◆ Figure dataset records
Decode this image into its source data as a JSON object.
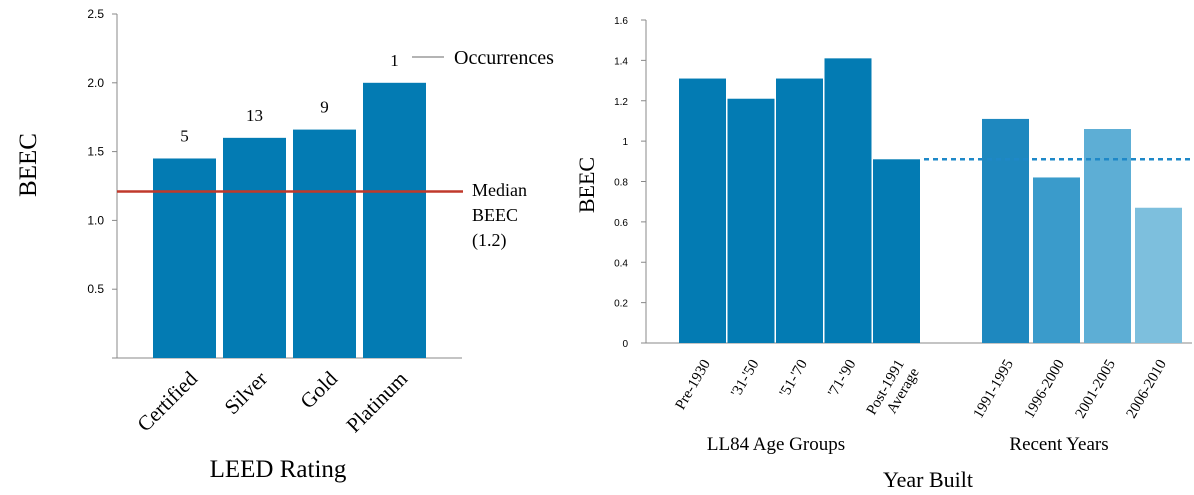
{
  "colors": {
    "bar": "#037BB3",
    "median_line": "#C0392B",
    "axis": "#888888",
    "average_line": "#1E88C8",
    "recent_bars": [
      "#1E88BF",
      "#3A9BCB",
      "#5DAED5",
      "#7DBFDD"
    ]
  },
  "chart_data": [
    {
      "type": "bar",
      "categories": [
        "Certified",
        "Silver",
        "Gold",
        "Platinum"
      ],
      "values": [
        1.45,
        1.6,
        1.66,
        2.0
      ],
      "occurrences": [
        "5",
        "13",
        "9",
        "1"
      ],
      "ylabel": "BEEC",
      "xlabel": "LEED Rating",
      "ylim": [
        0,
        2.5
      ],
      "yticks": [
        "0.5",
        "1.0",
        "1.5",
        "2.0",
        "2.5"
      ],
      "median_value": 1.21,
      "median_label": [
        "Median",
        "BEEC",
        "(1.2)"
      ],
      "occurrences_label": "Occurrences",
      "grid": false
    },
    {
      "type": "bar",
      "ylabel": "BEEC",
      "xlabel": "Year Built",
      "ylim": [
        0,
        1.6
      ],
      "yticks": [
        "0",
        "0.2",
        "0.4",
        "0.6",
        "0.8",
        "1",
        "1.2",
        "1.4",
        "1.6"
      ],
      "groups": [
        {
          "name": "LL84 Age Groups",
          "categories": [
            "Pre-1930",
            "'31-'50",
            "'51-'70",
            "'71-'90",
            "Post-1991 Average"
          ],
          "category_lines": [
            [
              "Pre-1930"
            ],
            [
              "'31-'50"
            ],
            [
              "'51-'70"
            ],
            [
              "'71-'90"
            ],
            [
              "Post-1991",
              "Average"
            ]
          ],
          "values": [
            1.31,
            1.21,
            1.31,
            1.41,
            0.91
          ]
        },
        {
          "name": "Recent Years",
          "categories": [
            "1991-1995",
            "1996-2000",
            "2001-2005",
            "2006-2010"
          ],
          "category_lines": [
            [
              "1991-1995"
            ],
            [
              "1996-2000"
            ],
            [
              "2001-2005"
            ],
            [
              "2006-2010"
            ]
          ],
          "values": [
            1.11,
            0.82,
            1.06,
            0.67
          ]
        }
      ],
      "average_line_value": 0.91,
      "grid": false
    }
  ]
}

◆ What is needed
Write the listing above out again exactly, dropping each image.

◆ Output for this task
Decode this image into its source data as a JSON object.
{
  "colors": {
    "bar": "#037BB3",
    "median_line": "#C0392B",
    "axis": "#888888",
    "average_line": "#1E88C8",
    "recent_bars": [
      "#1E88BF",
      "#3A9BCB",
      "#5DAED5",
      "#7DBFDD"
    ]
  },
  "chart_data": [
    {
      "type": "bar",
      "categories": [
        "Certified",
        "Silver",
        "Gold",
        "Platinum"
      ],
      "values": [
        1.45,
        1.6,
        1.66,
        2.0
      ],
      "occurrences": [
        "5",
        "13",
        "9",
        "1"
      ],
      "ylabel": "BEEC",
      "xlabel": "LEED Rating",
      "ylim": [
        0,
        2.5
      ],
      "yticks": [
        "0.5",
        "1.0",
        "1.5",
        "2.0",
        "2.5"
      ],
      "median_value": 1.21,
      "median_label": [
        "Median",
        "BEEC",
        "(1.2)"
      ],
      "occurrences_label": "Occurrences",
      "grid": false
    },
    {
      "type": "bar",
      "ylabel": "BEEC",
      "xlabel": "Year Built",
      "ylim": [
        0,
        1.6
      ],
      "yticks": [
        "0",
        "0.2",
        "0.4",
        "0.6",
        "0.8",
        "1",
        "1.2",
        "1.4",
        "1.6"
      ],
      "groups": [
        {
          "name": "LL84 Age Groups",
          "categories": [
            "Pre-1930",
            "'31-'50",
            "'51-'70",
            "'71-'90",
            "Post-1991 Average"
          ],
          "category_lines": [
            [
              "Pre-1930"
            ],
            [
              "'31-'50"
            ],
            [
              "'51-'70"
            ],
            [
              "'71-'90"
            ],
            [
              "Post-1991",
              "Average"
            ]
          ],
          "values": [
            1.31,
            1.21,
            1.31,
            1.41,
            0.91
          ]
        },
        {
          "name": "Recent Years",
          "categories": [
            "1991-1995",
            "1996-2000",
            "2001-2005",
            "2006-2010"
          ],
          "category_lines": [
            [
              "1991-1995"
            ],
            [
              "1996-2000"
            ],
            [
              "2001-2005"
            ],
            [
              "2006-2010"
            ]
          ],
          "values": [
            1.11,
            0.82,
            1.06,
            0.67
          ]
        }
      ],
      "average_line_value": 0.91,
      "grid": false
    }
  ]
}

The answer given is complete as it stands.